• STATED EXERCISE
Reproduce the following material exactly, including every line.

======== MATERIAL FOR THIS TASK ========

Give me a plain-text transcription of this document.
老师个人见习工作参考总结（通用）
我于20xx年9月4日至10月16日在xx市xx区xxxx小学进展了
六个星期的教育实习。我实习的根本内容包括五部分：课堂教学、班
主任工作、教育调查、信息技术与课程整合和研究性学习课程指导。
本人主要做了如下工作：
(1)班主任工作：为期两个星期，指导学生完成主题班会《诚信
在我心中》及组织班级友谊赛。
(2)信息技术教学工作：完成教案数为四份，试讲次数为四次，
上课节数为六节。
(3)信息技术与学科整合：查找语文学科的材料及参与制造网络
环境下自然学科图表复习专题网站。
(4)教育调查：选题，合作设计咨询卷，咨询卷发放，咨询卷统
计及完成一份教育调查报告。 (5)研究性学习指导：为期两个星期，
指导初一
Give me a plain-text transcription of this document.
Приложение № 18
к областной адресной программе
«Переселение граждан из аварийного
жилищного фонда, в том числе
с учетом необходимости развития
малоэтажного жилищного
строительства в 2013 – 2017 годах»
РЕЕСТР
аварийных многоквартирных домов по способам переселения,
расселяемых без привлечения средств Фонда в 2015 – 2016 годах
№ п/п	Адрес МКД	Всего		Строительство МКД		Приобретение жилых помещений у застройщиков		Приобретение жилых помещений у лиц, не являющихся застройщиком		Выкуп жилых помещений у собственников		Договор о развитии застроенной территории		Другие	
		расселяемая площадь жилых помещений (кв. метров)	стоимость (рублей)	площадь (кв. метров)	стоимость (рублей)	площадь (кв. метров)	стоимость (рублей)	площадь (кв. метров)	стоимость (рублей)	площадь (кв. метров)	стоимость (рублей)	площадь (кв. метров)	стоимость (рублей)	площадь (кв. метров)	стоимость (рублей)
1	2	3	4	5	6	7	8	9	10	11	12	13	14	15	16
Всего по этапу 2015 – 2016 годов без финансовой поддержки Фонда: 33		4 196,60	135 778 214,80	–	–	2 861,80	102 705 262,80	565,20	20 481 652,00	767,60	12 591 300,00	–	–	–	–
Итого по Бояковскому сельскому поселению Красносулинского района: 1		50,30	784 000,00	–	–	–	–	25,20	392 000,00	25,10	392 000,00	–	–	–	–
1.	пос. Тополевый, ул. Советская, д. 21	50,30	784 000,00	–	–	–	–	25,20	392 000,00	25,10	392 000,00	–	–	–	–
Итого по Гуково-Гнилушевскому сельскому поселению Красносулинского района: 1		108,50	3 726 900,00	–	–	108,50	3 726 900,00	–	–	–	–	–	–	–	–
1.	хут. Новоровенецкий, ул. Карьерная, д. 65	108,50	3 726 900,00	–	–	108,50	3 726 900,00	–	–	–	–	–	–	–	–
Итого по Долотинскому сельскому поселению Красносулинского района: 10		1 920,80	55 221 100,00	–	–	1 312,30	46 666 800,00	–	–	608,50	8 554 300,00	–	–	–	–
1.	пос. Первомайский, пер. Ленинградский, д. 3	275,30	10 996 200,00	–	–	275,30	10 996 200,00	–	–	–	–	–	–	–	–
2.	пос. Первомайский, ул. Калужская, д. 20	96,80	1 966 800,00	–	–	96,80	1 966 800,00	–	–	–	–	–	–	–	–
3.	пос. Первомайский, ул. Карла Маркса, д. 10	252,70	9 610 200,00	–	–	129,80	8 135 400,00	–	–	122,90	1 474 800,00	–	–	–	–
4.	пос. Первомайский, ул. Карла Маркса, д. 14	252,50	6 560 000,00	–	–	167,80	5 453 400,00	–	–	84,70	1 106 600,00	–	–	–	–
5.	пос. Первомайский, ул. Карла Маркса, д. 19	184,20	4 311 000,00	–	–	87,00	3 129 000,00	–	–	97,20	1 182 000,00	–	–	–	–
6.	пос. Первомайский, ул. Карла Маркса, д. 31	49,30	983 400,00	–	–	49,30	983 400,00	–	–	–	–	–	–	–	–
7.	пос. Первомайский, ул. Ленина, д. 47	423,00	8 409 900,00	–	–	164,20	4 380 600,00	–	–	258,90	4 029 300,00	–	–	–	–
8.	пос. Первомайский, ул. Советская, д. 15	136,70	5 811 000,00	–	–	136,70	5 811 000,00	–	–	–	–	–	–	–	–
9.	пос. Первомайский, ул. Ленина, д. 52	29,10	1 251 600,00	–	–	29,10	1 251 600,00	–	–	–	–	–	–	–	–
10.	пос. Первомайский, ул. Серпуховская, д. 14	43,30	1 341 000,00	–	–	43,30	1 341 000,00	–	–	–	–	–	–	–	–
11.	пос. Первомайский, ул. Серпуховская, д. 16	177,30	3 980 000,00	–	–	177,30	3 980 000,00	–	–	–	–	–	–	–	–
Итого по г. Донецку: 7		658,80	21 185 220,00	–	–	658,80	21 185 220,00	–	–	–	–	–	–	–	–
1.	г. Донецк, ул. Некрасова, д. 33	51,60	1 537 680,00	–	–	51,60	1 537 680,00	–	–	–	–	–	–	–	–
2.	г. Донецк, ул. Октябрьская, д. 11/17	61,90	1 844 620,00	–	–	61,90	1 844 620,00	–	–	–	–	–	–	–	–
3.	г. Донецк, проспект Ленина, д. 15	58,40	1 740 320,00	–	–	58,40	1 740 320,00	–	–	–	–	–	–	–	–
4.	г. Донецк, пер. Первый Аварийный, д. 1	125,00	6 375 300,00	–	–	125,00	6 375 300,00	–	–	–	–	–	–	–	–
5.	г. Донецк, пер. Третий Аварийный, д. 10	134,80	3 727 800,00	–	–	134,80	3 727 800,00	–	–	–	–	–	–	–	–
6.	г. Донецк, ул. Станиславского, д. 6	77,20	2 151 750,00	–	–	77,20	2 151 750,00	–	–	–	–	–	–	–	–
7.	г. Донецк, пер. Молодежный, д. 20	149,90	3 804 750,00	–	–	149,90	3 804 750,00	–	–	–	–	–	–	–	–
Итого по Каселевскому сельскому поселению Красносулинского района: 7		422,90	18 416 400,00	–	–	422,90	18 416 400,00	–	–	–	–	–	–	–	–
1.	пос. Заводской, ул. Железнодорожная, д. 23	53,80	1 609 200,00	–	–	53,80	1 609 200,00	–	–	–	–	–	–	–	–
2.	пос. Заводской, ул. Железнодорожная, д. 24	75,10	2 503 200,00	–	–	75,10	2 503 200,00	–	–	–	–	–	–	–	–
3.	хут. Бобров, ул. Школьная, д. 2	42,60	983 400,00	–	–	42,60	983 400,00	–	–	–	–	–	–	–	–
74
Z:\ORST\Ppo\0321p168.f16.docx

========

• EXERCISE ANSWER
Give me a plain-text transcription of this document.
老师个人见习工作参考总结（通用）
我于20xx年9月4日至10月16日在xx市xx区xxxx小学进展了
六个星期的教育实习。我实习的根本内容包括五部分：课堂教学、班
主任工作、教育调查、信息技术与课程整合和研究性学习课程指导。
本人主要做了如下工作：
(1)班主任工作：为期两个星期，指导学生完成主题班会《诚信
在我心中》及组织班级友谊赛。
(2)信息技术教学工作：完成教案数为四份，试讲次数为四次，
上课节数为六节。
(3)信息技术与学科整合：查找语文学科的材料及参与制造网络
环境下自然学科图表复习专题网站。
(4)教育调查：选题，合作设计咨询卷，咨询卷发放，咨询卷统
计及完成一份教育调查报告。 (5)研究性学习指导：为期两个星期，
指导初一
Give me a plain-text transcription of this document.
Приложение № 18
к областной адресной программе
«Переселение граждан из аварийного
жилищного фонда, в том числе
с учетом необходимости развития
малоэтажного жилищного
строительства в 2013 – 2017 годах»
РЕЕСТР
аварийных многоквартирных домов по способам переселения,
расселяемых без привлечения средств Фонда в 2015 – 2016 годах
№ п/п	Адрес МКД	Всего		Строительство МКД		Приобретение жилых помещений у застройщиков		Приобретение жилых помещений у лиц, не являющихся застройщиком		Выкуп жилых помещений у собственников		Договор о развитии застроенной территории		Другие	
		расселяемая площадь жилых помещений (кв. метров)	стоимость (рублей)	площадь (кв. метров)	стоимость (рублей)	площадь (кв. метров)	стоимость (рублей)	площадь (кв. метров)	стоимость (рублей)	площадь (кв. метров)	стоимость (рублей)	площадь (кв. метров)	стоимость (рублей)	площадь (кв. метров)	стоимость (рублей)
1	2	3	4	5	6	7	8	9	10	11	12	13	14	15	16
Всего по этапу 2015 – 2016 годов без финансовой поддержки Фонда: 33		4 196,60	135 778 214,80	–	–	2 861,80	102 705 262,80	565,20	20 481 652,00	767,60	12 591 300,00	–	–	–	–
Итого по Бояковскому сельскому поселению Красносулинского района: 1		50,30	784 000,00	–	–	–	–	25,20	392 000,00	25,10	392 000,00	–	–	–	–
1.	пос. Тополевый, ул. Советская, д. 21	50,30	784 000,00	–	–	–	–	25,20	392 000,00	25,10	392 000,00	–	–	–	–
Итого по Гуково-Гнилушевскому сельскому поселению Красносулинского района: 1		108,50	3 726 900,00	–	–	108,50	3 726 900,00	–	–	–	–	–	–	–	–
1.	хут. Новоровенецкий, ул. Карьерная, д. 65	108,50	3 726 900,00	–	–	108,50	3 726 900,00	–	–	–	–	–	–	–	–
Итого по Долотинскому сельскому поселению Красносулинского района: 10		1 920,80	55 221 100,00	–	–	1 312,30	46 666 800,00	–	–	608,50	8 554 300,00	–	–	–	–
1.	пос. Первомайский, пер. Ленинградский, д. 3	275,30	10 996 200,00	–	–	275,30	10 996 200,00	–	–	–	–	–	–	–	–
2.	пос. Первомайский, ул. Калужская, д. 20	96,80	1 966 800,00	–	–	96,80	1 966 800,00	–	–	–	–	–	–	–	–
3.	пос. Первомайский, ул. Карла Маркса, д. 10	252,70	9 610 200,00	–	–	129,80	8 135 400,00	–	–	122,90	1 474 800,00	–	–	–	–
4.	пос. Первомайский, ул. Карла Маркса, д. 14	252,50	6 560 000,00	–	–	167,80	5 453 400,00	–	–	84,70	1 106 600,00	–	–	–	–
5.	пос. Первомайский, ул. Карла Маркса, д. 19	184,20	4 311 000,00	–	–	87,00	3 129 000,00	–	–	97,20	1 182 000,00	–	–	–	–
6.	пос. Первомайский, ул. Карла Маркса, д. 31	49,30	983 400,00	–	–	49,30	983 400,00	–	–	–	–	–	–	–	–
7.	пос. Первомайский, ул. Ленина, д. 47	423,00	8 409 900,00	–	–	164,20	4 380 600,00	–	–	258,90	4 029 300,00	–	–	–	–
8.	пос. Первомайский, ул. Советская, д. 15	136,70	5 811 000,00	–	–	136,70	5 811 000,00	–	–	–	–	–	–	–	–
9.	пос. Первомайский, ул. Ленина, д. 52	29,10	1 251 600,00	–	–	29,10	1 251 600,00	–	–	–	–	–	–	–	–
10.	пос. Первомайский, ул. Серпуховская, д. 14	43,30	1 341 000,00	–	–	43,30	1 341 000,00	–	–	–	–	–	–	–	–
11.	пос. Первомайский, ул. Серпуховская, д. 16	177,30	3 980 000,00	–	–	177,30	3 980 000,00	–	–	–	–	–	–	–	–
Итого по г. Донецку: 7		658,80	21 185 220,00	–	–	658,80	21 185 220,00	–	–	–	–	–	–	–	–
1.	г. Донецк, ул. Некрасова, д. 33	51,60	1 537 680,00	–	–	51,60	1 537 680,00	–	–	–	–	–	–	–	–
2.	г. Донецк, ул. Октябрьская, д. 11/17	61,90	1 844 620,00	–	–	61,90	1 844 620,00	–	–	–	–	–	–	–	–
3.	г. Донецк, проспект Ленина, д. 15	58,40	1 740 320,00	–	–	58,40	1 740 320,00	–	–	–	–	–	–	–	–
4.	г. Донецк, пер. Первый Аварийный, д. 1	125,00	6 375 300,00	–	–	125,00	6 375 300,00	–	–	–	–	–	–	–	–
5.	г. Донецк, пер. Третий Аварийный, д. 10	134,80	3 727 800,00	–	–	134,80	3 727 800,00	–	–	–	–	–	–	–	–
6.	г. Донецк, ул. Станиславского, д. 6	77,20	2 151 750,00	–	–	77,20	2 151 750,00	–	–	–	–	–	–	–	–
7.	г. Донецк, пер. Молодежный, д. 20	149,90	3 804 750,00	–	–	149,90	3 804 750,00	–	–	–	–	–	–	–	–
Итого по Каселевскому сельскому поселению Красносулинского района: 7		422,90	18 416 400,00	–	–	422,90	18 416 400,00	–	–	–	–	–	–	–	–
1.	пос. Заводской, ул. Железнодорожная, д. 23	53,80	1 609 200,00	–	–	53,80	1 609 200,00	–	–	–	–	–	–	–	–
2.	пос. Заводской, ул. Железнодорожная, д. 24	75,10	2 503 200,00	–	–	75,10	2 503 200,00	–	–	–	–	–	–	–	–
3.	хут. Бобров, ул. Школьная, д. 2	42,60	983 400,00	–	–	42,60	983 400,00	–	–	–	–	–	–	–	–
74
Z:\ORST\Ppo\0321p168.f16.docx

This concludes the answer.